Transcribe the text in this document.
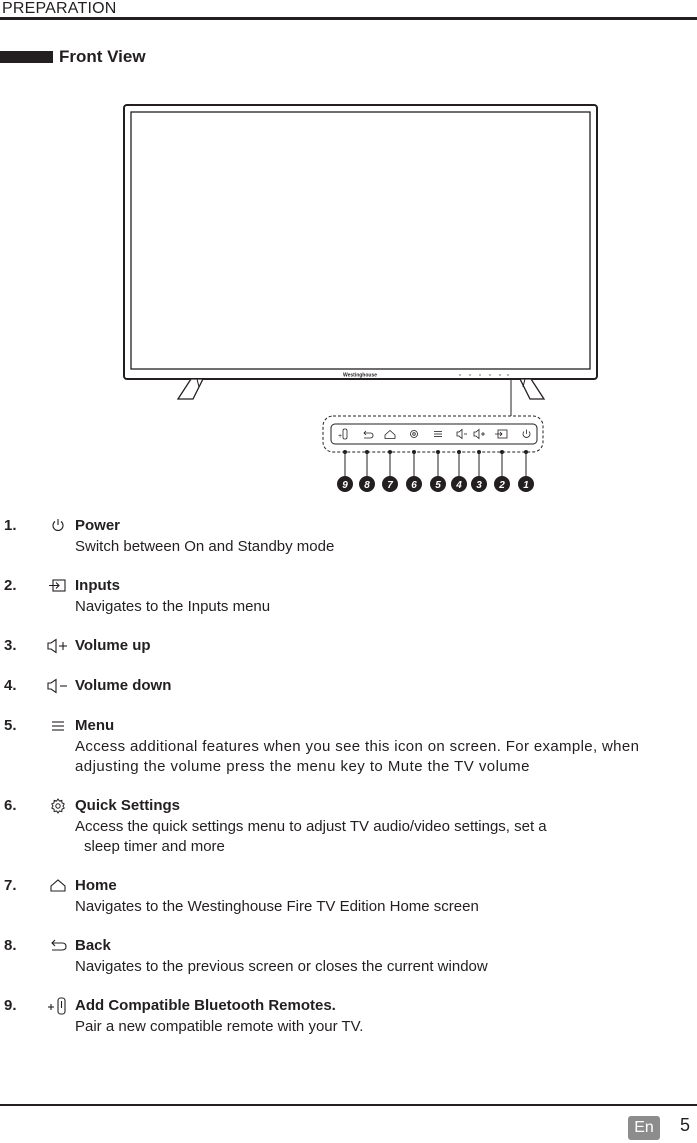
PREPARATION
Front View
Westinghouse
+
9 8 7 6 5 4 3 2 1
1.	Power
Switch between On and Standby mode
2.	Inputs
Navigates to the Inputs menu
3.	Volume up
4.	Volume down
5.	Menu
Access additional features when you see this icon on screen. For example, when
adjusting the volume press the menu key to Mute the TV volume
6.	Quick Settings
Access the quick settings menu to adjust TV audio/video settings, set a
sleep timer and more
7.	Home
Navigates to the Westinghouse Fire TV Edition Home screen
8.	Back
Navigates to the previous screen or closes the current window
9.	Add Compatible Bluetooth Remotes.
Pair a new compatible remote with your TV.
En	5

* * * * * * * * *

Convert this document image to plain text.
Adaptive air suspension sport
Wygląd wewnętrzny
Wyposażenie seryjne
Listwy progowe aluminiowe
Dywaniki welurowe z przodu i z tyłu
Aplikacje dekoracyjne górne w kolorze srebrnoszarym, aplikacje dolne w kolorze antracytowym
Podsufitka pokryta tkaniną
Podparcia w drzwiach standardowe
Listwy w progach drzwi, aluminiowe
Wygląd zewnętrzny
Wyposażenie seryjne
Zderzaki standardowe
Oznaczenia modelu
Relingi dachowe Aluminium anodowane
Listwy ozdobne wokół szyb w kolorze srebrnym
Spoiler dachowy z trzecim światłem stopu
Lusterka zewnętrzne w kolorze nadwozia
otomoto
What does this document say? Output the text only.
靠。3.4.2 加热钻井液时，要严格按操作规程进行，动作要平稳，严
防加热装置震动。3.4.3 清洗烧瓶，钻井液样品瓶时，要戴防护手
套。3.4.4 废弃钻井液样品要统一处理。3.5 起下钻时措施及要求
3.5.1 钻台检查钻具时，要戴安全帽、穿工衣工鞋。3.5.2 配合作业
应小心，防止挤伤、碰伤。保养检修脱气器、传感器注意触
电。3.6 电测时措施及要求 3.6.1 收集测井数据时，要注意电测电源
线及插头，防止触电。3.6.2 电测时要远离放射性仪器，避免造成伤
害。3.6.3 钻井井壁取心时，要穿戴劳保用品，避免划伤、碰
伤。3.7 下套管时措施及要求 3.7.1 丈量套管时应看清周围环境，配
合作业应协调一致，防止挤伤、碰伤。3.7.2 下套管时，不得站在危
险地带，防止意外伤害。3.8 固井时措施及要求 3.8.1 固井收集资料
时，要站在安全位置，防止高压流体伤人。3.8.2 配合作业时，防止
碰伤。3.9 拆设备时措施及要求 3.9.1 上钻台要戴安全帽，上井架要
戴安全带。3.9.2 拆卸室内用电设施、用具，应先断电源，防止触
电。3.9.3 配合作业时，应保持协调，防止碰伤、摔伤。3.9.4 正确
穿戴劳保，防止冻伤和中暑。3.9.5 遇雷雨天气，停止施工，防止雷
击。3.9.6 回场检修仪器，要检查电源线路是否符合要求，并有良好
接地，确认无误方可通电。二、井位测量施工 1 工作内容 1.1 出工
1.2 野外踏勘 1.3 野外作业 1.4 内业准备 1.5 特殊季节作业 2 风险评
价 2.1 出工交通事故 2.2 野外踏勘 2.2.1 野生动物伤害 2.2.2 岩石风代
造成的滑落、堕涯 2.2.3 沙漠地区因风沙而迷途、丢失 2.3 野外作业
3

* * * * * * * * *

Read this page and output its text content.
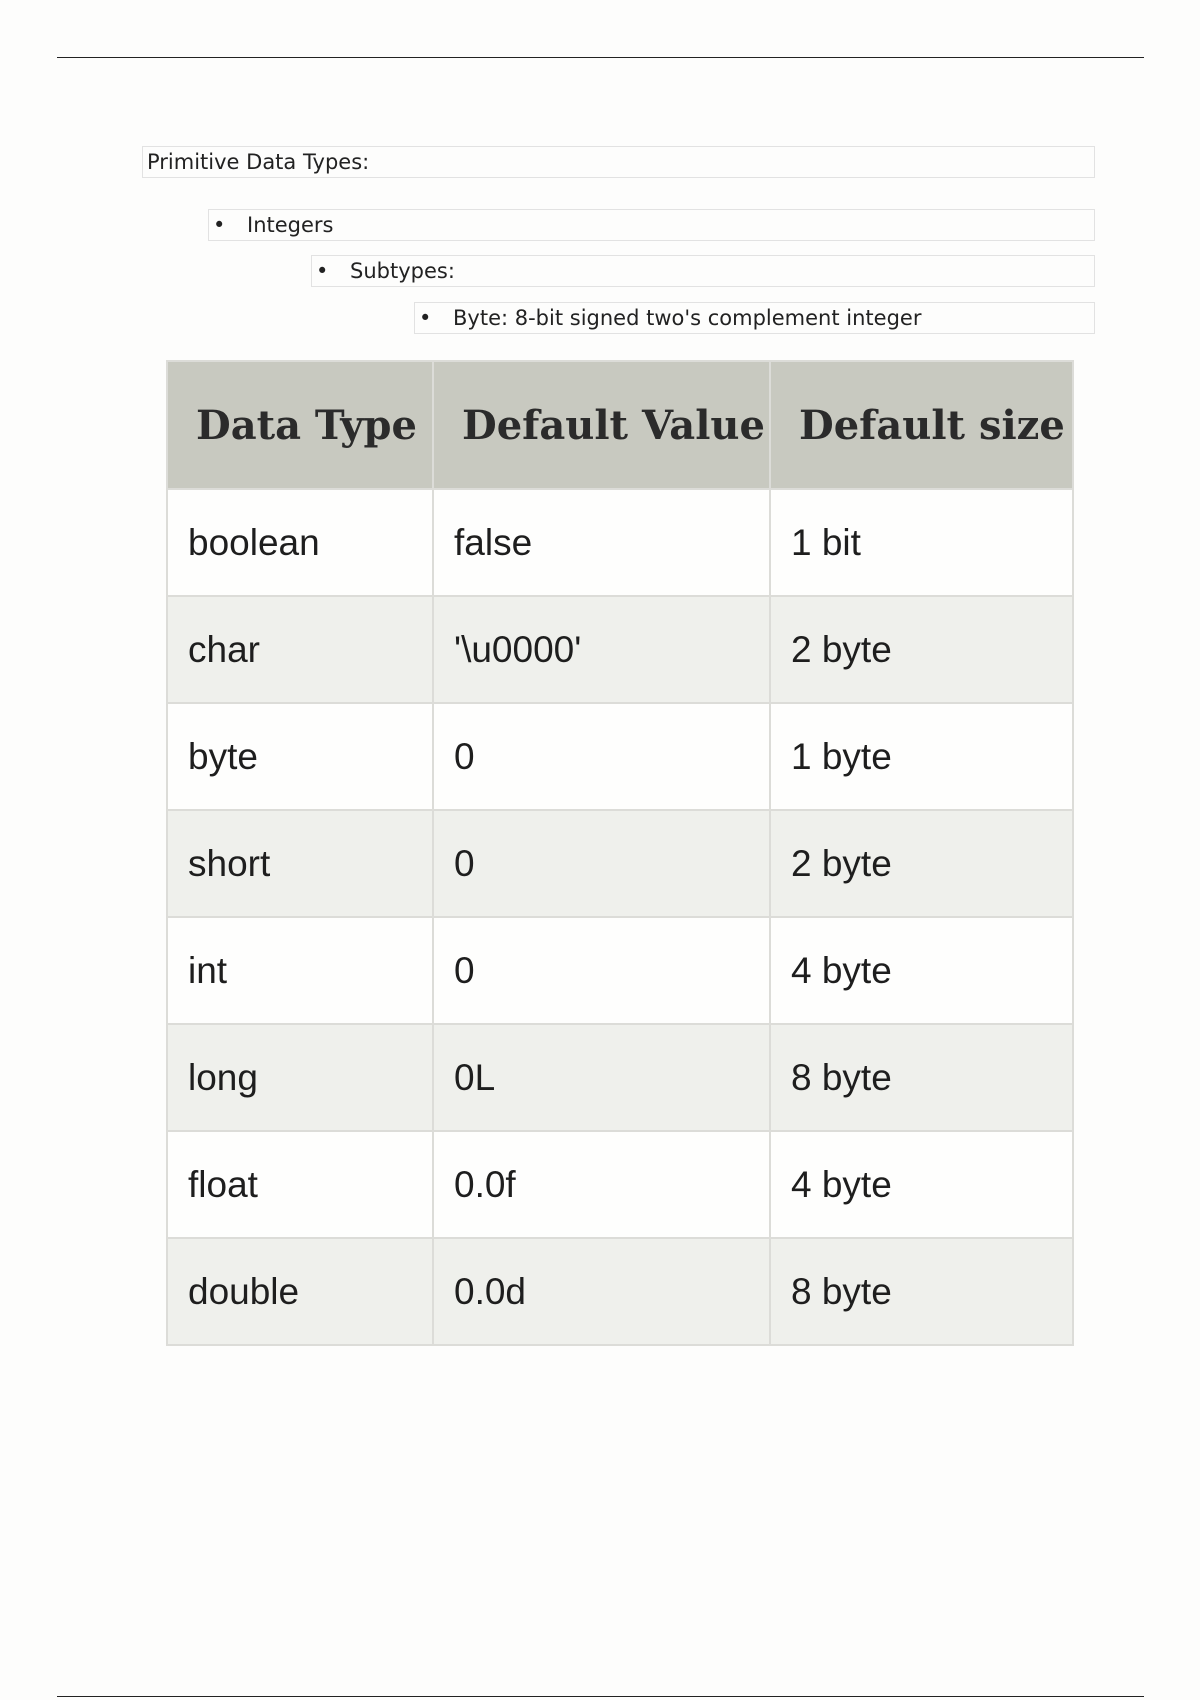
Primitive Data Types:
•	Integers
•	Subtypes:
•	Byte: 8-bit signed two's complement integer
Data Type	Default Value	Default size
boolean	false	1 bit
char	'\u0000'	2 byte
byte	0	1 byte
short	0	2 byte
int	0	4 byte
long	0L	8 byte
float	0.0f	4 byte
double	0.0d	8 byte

* * * * * * * * *

Each line in the data that holds the string "Westinghouse" should be found and copied.

=== Worked answer ===
Westinghouse
Navigates to the Westinghouse Fire TV Edition Home screen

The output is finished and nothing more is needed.